* _AIM_:
Every record below should be printed exactly as given.

---- INPUT

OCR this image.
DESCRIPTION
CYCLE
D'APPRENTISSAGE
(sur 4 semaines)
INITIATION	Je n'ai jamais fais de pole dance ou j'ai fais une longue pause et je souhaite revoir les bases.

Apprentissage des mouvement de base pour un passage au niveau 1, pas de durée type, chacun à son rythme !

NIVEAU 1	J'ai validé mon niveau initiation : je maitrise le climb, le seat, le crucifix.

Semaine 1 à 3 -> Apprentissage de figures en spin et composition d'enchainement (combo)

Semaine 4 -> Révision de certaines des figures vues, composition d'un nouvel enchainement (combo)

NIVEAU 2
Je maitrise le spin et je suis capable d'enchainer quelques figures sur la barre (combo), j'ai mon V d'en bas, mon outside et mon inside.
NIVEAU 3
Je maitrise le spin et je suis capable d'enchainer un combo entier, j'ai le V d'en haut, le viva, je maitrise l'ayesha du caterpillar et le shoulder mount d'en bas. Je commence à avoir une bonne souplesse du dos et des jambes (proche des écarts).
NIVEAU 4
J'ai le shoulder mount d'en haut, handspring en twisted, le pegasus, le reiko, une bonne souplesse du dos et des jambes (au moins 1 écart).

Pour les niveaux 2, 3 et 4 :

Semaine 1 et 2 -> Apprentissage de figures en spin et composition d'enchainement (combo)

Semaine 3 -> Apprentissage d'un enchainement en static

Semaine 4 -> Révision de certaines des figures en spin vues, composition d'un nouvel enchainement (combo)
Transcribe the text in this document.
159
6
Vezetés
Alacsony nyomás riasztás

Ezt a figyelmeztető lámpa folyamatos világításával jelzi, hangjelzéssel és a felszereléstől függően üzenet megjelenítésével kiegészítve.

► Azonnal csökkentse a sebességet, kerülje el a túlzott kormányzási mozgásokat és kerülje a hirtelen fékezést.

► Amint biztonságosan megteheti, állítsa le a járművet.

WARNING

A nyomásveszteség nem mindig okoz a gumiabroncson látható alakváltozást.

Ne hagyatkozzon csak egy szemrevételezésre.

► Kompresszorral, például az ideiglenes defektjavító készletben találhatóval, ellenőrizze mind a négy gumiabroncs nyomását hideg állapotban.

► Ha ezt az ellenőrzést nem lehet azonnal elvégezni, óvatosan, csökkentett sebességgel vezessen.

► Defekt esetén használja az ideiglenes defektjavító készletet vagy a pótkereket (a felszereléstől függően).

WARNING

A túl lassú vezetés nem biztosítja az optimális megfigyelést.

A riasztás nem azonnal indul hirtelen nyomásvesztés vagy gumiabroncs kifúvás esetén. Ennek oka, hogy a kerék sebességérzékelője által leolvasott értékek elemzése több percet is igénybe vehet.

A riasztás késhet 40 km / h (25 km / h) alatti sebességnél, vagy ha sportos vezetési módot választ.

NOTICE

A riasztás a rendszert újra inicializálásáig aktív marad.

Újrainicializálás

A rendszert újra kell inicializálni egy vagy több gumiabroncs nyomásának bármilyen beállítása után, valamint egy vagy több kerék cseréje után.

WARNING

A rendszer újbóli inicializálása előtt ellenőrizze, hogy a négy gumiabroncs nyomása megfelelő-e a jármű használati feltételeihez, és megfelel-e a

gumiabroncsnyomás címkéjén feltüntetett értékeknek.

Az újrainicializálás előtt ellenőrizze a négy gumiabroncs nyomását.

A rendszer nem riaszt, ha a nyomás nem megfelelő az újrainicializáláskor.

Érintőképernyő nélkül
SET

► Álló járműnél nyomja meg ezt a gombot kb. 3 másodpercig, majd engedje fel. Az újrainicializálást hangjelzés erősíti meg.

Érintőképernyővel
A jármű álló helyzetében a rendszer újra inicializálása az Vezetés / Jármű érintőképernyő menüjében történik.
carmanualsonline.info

--------

* _TASK RESPONSE_:
OCR this image.
DESCRIPTION
CYCLE
D'APPRENTISSAGE
(sur 4 semaines)
INITIATION	Je n'ai jamais fais de pole dance ou j'ai fais une longue pause et je souhaite revoir les bases.

Apprentissage des mouvement de base pour un passage au niveau 1, pas de durée type, chacun à son rythme !

NIVEAU 1	J'ai validé mon niveau initiation : je maitrise le climb, le seat, le crucifix.

Semaine 1 à 3 -> Apprentissage de figures en spin et composition d'enchainement (combo)

Semaine 4 -> Révision de certaines des figures vues, composition d'un nouvel enchainement (combo)

NIVEAU 2
Je maitrise le spin et je suis capable d'enchainer quelques figures sur la barre (combo), j'ai mon V d'en bas, mon outside et mon inside.
NIVEAU 3
Je maitrise le spin et je suis capable d'enchainer un combo entier, j'ai le V d'en haut, le viva, je maitrise l'ayesha du caterpillar et le shoulder mount d'en bas. Je commence à avoir une bonne souplesse du dos et des jambes (proche des écarts).
NIVEAU 4
J'ai le shoulder mount d'en haut, handspring en twisted, le pegasus, le reiko, une bonne souplesse du dos et des jambes (au moins 1 écart).

Pour les niveaux 2, 3 et 4 :

Semaine 1 et 2 -> Apprentissage de figures en spin et composition d'enchainement (combo)

Semaine 3 -> Apprentissage d'un enchainement en static

Semaine 4 -> Révision de certaines des figures en spin vues, composition d'un nouvel enchainement (combo)
Transcribe the text in this document.
159
6
Vezetés
Alacsony nyomás riasztás

Ezt a figyelmeztető lámpa folyamatos világításával jelzi, hangjelzéssel és a felszereléstől függően üzenet megjelenítésével kiegészítve.

► Azonnal csökkentse a sebességet, kerülje el a túlzott kormányzási mozgásokat és kerülje a hirtelen fékezést.

► Amint biztonságosan megteheti, állítsa le a járművet.

WARNING

A nyomásveszteség nem mindig okoz a gumiabroncson látható alakváltozást.

Ne hagyatkozzon csak egy szemrevételezésre.

► Kompresszorral, például az ideiglenes defektjavító készletben találhatóval, ellenőrizze mind a négy gumiabroncs nyomását hideg állapotban.

► Ha ezt az ellenőrzést nem lehet azonnal elvégezni, óvatosan, csökkentett sebességgel vezessen.

► Defekt esetén használja az ideiglenes defektjavító készletet vagy a pótkereket (a felszereléstől függően).

WARNING

A túl lassú vezetés nem biztosítja az optimális megfigyelést.

A riasztás nem azonnal indul hirtelen nyomásvesztés vagy gumiabroncs kifúvás esetén. Ennek oka, hogy a kerék sebességérzékelője által leolvasott értékek elemzése több percet is igénybe vehet.

A riasztás késhet 40 km / h (25 km / h) alatti sebességnél, vagy ha sportos vezetési módot választ.

NOTICE

A riasztás a rendszert újra inicializálásáig aktív marad.

Újrainicializálás

A rendszert újra kell inicializálni egy vagy több gumiabroncs nyomásának bármilyen beállítása után, valamint egy vagy több kerék cseréje után.

WARNING

A rendszer újbóli inicializálása előtt ellenőrizze, hogy a négy gumiabroncs nyomása megfelelő-e a jármű használati feltételeihez, és megfelel-e a

gumiabroncsnyomás címkéjén feltüntetett értékeknek.

Az újrainicializálás előtt ellenőrizze a négy gumiabroncs nyomását.

A rendszer nem riaszt, ha a nyomás nem megfelelő az újrainicializáláskor.

Érintőképernyő nélkül
SET

► Álló járműnél nyomja meg ezt a gombot kb. 3 másodpercig, majd engedje fel. Az újrainicializálást hangjelzés erősíti meg.

Érintőképernyővel
A jármű álló helyzetében a rendszer újra inicializálása az Vezetés / Jármű érintőképernyő menüjében történik.
carmanualsonline.info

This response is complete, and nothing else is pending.